Reading passage:
>> start
Figure 1: Alternative units of data collection for IOIS chain research
A chain is normally defined as three or more linked organizations (Hines, 1998), such as the focal firm, a supplier, and a customer, e.g., a food processor, a primary produce supplier, and retailer customer. However, many quantitative chain studies only evaluate dyadic relationships such as a manufacturer and their suppliers (e.g., Ellinger, Daugherty, & Plair, 1999; Holland, 1995). Other than research done by Spekman et al. (1998), the main exception is when case studies of the chains or networks of a focal firm are examined (e.g., Gifford, Hall, & Ryan, 1998; Samuel & Hines, 1998; Trienekens, 1999; Van der Vorst, 2000). To gain a full chain perspective, some researchers start by studying cases and follow up with surveys of focal firms (e.g., Kanflo, 1998). This two-phase research process extends the time taken to conduct the research.
The concern in relying on quantitative chain research based on focal firm or dyadic studies is that only part of the chain is being studied. The differences in responses of sales and purchasing staff found by Spekman et al. (1998) and Storer et al. (2002) may have more to do with the greater bargaining power of customers compared to the lesser power of suppliers. Responses may be affected by the position of the organization in the chain.
As an alternative to multiple case studies, dyadic studies, or focal firm surveys, it is proposed that data can be collected from a focal firm about both customers and suppliers (Figure 1, “comparative pairs”). For example, data could be collected from a food processor about their customers (retailers, wholesalers, or other food processors) and their suppliers (primary producers, packaging suppliers, and other food processors).
>> end
Material shown:
>> start
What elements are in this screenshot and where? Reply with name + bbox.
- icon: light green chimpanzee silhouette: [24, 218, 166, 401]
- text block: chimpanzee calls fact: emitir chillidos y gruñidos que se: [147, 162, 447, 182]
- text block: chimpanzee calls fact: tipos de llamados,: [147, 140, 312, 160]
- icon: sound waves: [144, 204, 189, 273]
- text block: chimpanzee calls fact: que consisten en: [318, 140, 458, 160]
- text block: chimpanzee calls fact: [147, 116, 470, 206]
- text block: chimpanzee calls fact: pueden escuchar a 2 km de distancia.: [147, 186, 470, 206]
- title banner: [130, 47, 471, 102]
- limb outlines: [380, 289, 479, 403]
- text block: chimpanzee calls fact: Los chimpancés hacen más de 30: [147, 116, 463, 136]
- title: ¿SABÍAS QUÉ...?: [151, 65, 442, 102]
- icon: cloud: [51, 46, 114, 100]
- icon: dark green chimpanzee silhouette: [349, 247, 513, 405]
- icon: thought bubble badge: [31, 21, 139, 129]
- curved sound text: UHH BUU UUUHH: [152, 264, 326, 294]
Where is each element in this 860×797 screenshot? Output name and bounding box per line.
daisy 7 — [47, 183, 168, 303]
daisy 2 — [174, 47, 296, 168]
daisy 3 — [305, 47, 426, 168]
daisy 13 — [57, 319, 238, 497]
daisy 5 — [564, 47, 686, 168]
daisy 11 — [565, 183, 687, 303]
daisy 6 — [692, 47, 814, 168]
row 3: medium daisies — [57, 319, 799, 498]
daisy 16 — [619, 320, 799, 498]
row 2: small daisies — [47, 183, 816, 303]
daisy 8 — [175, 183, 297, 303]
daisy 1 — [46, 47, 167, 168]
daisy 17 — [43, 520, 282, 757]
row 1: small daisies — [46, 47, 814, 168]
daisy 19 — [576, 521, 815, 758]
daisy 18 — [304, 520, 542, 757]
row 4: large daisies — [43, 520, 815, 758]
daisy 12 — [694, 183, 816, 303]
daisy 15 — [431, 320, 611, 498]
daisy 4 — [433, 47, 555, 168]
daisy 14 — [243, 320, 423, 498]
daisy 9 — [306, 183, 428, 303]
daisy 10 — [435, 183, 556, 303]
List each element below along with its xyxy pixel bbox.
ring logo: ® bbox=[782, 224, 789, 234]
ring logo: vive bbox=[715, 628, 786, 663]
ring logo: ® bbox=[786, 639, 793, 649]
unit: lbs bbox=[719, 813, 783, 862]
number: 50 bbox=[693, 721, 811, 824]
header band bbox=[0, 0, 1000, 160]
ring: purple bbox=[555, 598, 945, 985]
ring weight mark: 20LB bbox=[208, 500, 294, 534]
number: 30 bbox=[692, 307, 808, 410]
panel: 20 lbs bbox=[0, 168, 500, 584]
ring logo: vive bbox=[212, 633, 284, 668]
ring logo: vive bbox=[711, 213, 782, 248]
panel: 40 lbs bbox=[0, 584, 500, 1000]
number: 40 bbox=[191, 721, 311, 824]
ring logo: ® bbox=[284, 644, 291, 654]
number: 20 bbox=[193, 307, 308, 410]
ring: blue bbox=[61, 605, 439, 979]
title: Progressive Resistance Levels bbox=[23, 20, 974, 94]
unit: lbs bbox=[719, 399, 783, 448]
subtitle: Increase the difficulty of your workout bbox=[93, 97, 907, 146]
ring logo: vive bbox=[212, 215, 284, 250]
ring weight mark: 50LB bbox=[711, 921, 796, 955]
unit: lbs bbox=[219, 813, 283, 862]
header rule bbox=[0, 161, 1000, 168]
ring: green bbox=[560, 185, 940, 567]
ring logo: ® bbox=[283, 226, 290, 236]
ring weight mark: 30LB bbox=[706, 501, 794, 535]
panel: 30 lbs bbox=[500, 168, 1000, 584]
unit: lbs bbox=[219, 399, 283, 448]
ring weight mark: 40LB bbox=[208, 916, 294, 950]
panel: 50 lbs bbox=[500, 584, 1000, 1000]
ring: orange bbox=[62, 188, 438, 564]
>> end
Required tasks:
1. Put this sentence from the passage on chain research into Spanish: "This two-phase research process extends the time taken to conduct the research."
2. According to the passage on chain research, how many linked organizations normally make up a chain?
The listing comes from a different source than the passage on chain research.

Task-by-task results:
1. Este proceso de investigación en dos fases alarga el tiempo necesario para llevar a cabo la investigación.

2. Three or more.